* **Problem description**
Copy each line that contains the word "Capturing".

* **Material supplied**
<<<<
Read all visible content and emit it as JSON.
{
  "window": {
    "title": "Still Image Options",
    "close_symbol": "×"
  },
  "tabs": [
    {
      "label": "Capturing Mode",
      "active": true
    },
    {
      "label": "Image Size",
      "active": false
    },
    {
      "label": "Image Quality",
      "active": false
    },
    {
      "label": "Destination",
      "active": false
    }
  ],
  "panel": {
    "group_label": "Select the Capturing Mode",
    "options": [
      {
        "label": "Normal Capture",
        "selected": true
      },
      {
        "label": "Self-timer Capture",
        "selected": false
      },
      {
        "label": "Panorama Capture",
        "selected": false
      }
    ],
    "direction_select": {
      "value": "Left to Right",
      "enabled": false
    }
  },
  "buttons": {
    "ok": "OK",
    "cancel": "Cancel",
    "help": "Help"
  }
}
>>>>
* **Right answer**
      "label": "Capturing Mode",
    "group_label": "Select the Capturing Mode",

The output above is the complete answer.